(Dataset entries)
=======
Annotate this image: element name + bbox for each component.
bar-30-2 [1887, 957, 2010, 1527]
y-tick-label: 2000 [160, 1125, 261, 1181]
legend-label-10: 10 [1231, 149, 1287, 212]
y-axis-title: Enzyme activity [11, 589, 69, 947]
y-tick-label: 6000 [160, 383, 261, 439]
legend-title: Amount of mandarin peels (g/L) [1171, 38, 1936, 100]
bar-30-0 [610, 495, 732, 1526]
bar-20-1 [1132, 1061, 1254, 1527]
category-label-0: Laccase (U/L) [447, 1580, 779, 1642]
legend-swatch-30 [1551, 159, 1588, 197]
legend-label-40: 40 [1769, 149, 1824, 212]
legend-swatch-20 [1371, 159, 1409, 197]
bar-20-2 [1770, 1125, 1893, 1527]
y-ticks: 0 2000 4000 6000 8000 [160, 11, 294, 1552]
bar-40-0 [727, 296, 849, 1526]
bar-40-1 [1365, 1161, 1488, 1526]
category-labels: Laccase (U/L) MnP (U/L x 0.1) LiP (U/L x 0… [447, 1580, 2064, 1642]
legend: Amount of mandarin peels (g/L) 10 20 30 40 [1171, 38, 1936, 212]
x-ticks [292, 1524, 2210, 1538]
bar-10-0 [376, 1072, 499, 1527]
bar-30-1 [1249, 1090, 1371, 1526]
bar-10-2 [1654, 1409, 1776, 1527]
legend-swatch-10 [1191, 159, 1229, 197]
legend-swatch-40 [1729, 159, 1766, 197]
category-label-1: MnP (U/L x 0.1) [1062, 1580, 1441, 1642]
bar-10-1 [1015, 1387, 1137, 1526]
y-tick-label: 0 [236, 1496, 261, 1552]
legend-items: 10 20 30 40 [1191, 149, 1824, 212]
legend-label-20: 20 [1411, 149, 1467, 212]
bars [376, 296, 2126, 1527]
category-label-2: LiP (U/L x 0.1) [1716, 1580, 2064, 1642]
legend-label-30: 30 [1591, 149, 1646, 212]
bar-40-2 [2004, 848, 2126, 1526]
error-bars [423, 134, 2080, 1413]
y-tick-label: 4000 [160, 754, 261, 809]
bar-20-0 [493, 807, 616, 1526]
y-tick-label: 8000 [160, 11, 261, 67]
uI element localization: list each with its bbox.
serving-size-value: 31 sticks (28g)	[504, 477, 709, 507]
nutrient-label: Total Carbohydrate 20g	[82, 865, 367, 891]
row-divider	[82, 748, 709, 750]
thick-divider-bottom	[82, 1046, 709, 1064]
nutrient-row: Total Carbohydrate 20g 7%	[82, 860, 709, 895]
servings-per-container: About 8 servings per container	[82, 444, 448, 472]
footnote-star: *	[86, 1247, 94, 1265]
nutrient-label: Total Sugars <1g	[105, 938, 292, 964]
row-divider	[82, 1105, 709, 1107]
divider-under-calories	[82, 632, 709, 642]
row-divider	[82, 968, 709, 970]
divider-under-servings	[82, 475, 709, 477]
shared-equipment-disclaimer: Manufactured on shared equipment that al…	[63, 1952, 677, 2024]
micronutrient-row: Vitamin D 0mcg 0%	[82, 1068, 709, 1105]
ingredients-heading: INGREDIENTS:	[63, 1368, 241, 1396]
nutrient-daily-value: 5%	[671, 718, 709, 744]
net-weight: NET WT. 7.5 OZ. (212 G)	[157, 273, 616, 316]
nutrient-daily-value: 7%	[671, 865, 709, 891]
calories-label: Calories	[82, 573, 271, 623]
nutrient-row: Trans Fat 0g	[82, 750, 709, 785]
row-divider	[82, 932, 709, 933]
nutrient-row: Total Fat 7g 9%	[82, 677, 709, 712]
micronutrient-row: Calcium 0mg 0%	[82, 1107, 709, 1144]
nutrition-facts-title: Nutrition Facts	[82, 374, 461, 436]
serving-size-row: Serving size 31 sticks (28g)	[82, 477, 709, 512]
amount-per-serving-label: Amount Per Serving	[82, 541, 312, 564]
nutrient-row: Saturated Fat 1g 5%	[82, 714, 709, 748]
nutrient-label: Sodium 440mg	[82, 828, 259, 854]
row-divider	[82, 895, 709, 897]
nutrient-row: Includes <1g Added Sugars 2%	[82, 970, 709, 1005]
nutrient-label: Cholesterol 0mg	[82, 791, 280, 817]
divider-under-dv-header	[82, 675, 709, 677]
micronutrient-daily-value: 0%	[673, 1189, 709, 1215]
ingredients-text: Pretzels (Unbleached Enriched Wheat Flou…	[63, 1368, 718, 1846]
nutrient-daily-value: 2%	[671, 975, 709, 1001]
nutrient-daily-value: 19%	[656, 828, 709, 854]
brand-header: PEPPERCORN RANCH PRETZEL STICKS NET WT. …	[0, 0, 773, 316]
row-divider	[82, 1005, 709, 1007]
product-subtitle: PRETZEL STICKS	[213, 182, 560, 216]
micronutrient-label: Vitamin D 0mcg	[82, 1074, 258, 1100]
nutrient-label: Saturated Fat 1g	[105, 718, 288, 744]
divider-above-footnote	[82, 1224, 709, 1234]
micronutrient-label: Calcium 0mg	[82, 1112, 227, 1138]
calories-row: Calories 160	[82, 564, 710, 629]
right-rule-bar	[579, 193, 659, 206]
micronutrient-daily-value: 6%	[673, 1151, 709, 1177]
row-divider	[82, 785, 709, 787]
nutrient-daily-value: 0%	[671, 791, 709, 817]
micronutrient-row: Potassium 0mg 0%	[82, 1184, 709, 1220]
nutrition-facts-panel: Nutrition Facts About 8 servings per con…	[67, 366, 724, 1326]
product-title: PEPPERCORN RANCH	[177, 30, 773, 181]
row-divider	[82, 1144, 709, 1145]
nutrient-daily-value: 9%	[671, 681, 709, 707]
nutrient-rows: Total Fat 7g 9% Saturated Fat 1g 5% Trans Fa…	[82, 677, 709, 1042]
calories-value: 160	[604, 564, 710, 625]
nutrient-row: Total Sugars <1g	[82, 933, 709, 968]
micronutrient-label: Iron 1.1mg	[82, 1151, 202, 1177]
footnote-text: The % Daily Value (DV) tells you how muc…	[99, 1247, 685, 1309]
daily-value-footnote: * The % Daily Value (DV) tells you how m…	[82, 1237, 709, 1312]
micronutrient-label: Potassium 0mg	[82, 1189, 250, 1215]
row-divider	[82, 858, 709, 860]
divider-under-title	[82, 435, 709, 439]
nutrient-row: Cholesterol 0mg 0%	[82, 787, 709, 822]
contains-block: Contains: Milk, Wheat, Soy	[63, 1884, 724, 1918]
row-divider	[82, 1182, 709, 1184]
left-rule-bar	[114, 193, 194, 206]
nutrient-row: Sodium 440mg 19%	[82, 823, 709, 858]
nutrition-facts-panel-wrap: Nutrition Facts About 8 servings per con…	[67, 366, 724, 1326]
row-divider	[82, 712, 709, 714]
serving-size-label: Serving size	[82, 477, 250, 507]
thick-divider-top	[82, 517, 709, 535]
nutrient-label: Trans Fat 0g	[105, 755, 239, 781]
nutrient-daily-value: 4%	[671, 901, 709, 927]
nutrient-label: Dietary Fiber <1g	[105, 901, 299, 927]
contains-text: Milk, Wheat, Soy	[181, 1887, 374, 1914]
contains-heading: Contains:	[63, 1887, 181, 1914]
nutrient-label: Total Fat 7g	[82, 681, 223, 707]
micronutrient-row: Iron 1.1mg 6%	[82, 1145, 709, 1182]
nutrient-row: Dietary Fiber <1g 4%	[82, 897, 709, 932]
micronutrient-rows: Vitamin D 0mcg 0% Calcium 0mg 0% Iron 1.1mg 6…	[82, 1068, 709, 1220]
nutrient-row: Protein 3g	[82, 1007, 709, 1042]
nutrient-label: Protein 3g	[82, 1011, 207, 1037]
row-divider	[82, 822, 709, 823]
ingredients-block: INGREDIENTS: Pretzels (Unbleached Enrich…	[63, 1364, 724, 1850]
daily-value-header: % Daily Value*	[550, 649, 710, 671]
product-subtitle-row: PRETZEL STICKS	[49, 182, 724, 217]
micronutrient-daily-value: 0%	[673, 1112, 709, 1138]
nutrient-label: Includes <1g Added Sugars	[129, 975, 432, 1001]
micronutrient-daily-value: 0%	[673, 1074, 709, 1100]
=======
What you will do - Every line that contains the string "Amount" should be copied from the records.

Written solution -
legend-title: Amount of mandarin peels (g/L) [1171, 38, 1936, 100]
legend: Amount of mandarin peels (g/L) 10 20 30 40 [1171, 38, 1936, 212]
amount-per-serving-label: Amount Per Serving	[82, 541, 312, 564]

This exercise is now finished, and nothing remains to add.